Filter the records below for the word "this". Copy each line that holds it.

********

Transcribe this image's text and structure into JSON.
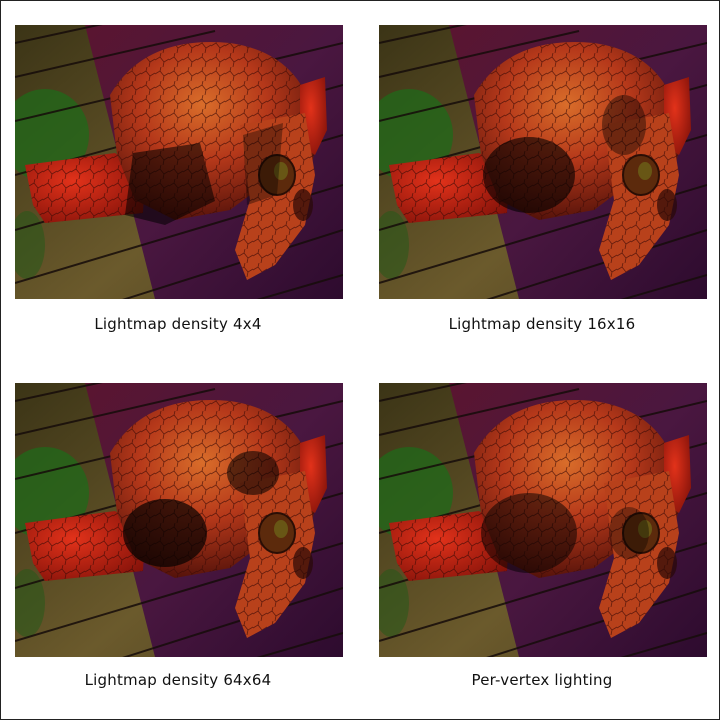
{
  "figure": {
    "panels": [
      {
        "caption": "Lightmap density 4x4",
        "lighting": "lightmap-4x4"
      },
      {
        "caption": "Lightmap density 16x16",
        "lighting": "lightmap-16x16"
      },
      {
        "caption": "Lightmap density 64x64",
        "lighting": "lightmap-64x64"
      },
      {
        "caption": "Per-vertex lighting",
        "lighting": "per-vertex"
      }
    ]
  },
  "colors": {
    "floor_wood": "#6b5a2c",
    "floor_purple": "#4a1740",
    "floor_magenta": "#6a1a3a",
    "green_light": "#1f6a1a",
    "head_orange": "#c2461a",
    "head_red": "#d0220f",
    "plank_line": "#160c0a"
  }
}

********

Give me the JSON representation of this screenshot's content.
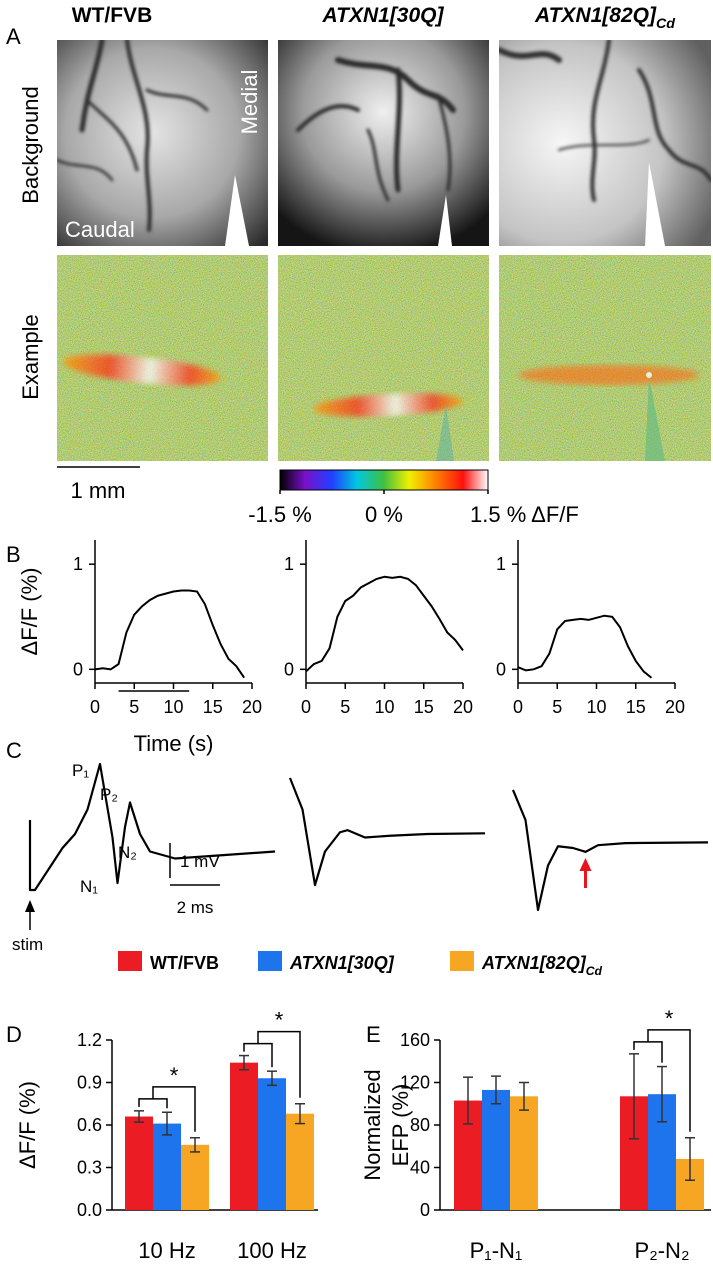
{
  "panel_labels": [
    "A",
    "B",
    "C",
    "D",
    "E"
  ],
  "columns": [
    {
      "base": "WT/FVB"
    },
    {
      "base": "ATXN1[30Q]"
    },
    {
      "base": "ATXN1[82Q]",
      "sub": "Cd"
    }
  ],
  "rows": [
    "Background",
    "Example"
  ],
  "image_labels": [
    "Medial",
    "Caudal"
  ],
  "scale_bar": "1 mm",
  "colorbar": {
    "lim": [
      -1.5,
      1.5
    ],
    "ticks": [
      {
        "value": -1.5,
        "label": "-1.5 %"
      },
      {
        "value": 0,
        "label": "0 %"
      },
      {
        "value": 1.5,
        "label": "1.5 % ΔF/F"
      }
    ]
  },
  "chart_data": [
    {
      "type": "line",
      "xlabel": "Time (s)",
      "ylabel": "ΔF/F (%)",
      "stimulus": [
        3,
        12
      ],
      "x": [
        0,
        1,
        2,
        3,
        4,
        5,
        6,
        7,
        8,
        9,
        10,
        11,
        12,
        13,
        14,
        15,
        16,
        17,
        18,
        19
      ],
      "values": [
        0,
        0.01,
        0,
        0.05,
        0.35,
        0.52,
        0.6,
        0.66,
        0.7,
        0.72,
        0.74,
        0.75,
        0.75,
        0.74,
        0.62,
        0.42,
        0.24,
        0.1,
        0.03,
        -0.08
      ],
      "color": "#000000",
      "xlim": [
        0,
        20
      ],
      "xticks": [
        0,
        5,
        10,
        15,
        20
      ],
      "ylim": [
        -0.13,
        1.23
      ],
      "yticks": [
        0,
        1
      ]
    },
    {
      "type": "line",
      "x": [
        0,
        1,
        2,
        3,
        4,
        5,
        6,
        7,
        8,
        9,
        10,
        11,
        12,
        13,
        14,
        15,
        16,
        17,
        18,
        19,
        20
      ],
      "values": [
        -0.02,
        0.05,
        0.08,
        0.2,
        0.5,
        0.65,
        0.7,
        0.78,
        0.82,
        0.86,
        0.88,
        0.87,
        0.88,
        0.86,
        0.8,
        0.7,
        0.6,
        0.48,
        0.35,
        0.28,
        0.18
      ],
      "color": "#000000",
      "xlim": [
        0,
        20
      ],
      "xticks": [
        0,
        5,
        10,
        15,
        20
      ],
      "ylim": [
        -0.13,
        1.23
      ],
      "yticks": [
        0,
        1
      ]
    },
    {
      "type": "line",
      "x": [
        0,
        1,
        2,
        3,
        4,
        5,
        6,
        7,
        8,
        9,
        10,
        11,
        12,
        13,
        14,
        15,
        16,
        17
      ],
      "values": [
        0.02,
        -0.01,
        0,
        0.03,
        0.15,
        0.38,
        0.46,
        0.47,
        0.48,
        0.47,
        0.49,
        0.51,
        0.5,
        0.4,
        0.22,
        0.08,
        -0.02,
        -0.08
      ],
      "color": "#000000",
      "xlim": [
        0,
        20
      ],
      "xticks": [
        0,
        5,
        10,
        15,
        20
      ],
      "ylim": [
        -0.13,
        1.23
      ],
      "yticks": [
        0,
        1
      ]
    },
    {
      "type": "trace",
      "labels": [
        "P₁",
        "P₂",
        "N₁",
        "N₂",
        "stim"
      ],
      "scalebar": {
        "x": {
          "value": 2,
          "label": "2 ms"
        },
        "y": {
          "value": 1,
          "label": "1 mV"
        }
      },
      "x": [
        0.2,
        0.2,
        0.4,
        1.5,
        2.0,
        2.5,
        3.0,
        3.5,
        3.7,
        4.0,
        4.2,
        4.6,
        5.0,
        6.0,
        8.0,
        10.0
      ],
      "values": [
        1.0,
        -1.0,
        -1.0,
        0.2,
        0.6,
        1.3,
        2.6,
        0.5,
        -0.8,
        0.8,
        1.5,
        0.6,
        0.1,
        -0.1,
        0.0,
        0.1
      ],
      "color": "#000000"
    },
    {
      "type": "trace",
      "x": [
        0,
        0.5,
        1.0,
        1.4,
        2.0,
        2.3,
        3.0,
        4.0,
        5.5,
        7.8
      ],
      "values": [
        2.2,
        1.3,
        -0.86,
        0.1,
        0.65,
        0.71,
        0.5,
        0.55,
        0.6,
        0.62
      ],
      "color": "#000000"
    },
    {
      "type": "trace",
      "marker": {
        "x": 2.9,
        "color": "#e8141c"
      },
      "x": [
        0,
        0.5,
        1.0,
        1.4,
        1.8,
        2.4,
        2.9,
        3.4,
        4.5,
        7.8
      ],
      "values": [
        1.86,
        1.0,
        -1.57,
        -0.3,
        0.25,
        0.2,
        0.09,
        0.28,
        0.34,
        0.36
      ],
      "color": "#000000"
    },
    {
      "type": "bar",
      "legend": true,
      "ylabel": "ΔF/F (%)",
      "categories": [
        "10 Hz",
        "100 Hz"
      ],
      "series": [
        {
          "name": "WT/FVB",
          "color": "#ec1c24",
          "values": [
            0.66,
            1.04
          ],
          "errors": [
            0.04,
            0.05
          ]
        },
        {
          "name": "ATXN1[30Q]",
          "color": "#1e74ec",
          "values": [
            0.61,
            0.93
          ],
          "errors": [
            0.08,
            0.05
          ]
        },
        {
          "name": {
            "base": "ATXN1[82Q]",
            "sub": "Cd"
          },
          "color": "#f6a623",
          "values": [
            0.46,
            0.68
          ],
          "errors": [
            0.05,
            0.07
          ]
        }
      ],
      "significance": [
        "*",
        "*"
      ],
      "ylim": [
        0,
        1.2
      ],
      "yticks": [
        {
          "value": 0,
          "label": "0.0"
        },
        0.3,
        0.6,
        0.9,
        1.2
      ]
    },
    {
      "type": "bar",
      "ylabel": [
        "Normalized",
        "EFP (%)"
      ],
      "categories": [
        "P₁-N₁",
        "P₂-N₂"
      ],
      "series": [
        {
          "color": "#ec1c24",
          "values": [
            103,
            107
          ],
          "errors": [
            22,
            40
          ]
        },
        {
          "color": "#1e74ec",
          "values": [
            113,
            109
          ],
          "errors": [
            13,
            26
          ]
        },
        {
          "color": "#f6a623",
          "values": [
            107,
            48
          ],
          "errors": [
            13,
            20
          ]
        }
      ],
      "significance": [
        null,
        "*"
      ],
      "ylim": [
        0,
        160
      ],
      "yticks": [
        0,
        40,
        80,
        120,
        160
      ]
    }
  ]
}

********

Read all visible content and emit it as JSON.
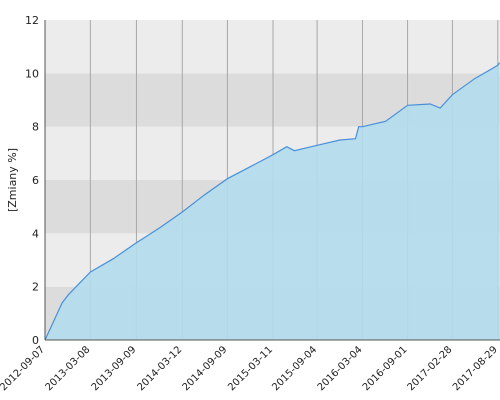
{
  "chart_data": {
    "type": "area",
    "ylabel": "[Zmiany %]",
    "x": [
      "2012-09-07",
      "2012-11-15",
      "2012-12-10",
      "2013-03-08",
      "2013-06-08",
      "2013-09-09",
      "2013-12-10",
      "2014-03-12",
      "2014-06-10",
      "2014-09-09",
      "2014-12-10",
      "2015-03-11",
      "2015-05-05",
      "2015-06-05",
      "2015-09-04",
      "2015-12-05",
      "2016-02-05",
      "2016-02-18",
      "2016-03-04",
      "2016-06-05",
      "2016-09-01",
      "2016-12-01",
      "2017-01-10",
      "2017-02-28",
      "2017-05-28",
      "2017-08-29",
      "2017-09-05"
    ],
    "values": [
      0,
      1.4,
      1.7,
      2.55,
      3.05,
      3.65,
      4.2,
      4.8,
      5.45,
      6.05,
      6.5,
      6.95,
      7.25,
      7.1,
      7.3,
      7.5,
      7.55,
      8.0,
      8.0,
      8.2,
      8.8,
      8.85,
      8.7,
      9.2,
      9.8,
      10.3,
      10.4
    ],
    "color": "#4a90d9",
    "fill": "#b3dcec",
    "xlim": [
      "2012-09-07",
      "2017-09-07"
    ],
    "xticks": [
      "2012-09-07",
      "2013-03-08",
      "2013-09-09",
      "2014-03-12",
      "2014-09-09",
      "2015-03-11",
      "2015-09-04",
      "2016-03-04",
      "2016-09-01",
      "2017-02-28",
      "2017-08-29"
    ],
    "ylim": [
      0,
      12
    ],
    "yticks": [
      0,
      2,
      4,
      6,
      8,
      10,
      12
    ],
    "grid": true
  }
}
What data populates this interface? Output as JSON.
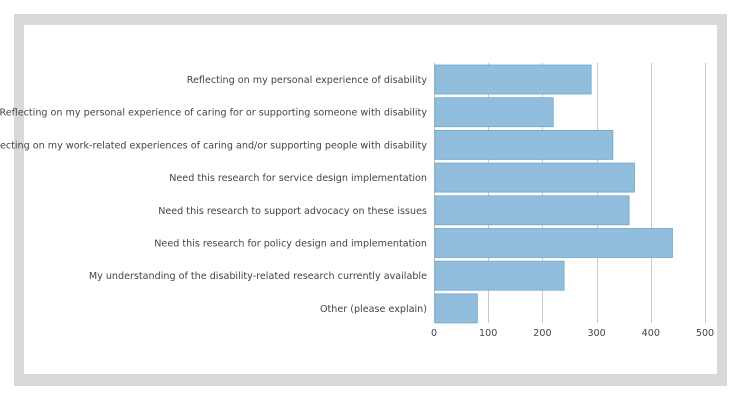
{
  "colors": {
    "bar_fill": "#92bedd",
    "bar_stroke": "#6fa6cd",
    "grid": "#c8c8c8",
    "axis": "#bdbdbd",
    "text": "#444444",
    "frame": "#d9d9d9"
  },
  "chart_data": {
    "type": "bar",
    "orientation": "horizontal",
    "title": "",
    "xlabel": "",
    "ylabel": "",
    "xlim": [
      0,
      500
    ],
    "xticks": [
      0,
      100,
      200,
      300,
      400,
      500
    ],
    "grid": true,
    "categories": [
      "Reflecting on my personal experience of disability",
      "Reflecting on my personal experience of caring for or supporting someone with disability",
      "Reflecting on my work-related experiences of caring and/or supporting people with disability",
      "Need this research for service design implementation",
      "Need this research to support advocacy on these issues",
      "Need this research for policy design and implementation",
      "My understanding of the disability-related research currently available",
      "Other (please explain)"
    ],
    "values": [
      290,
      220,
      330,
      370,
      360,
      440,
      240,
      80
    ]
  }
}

********

== The completed task ==
Transcribe this image's text and structure into JSON.
Give me the JSON representation of this screenshot's content.
What data populates this interface? Output as JSON.
      "Need this research for service design implementation",
      "Need this research to support advocacy on these issues",
      "Need this research for policy design and implementation",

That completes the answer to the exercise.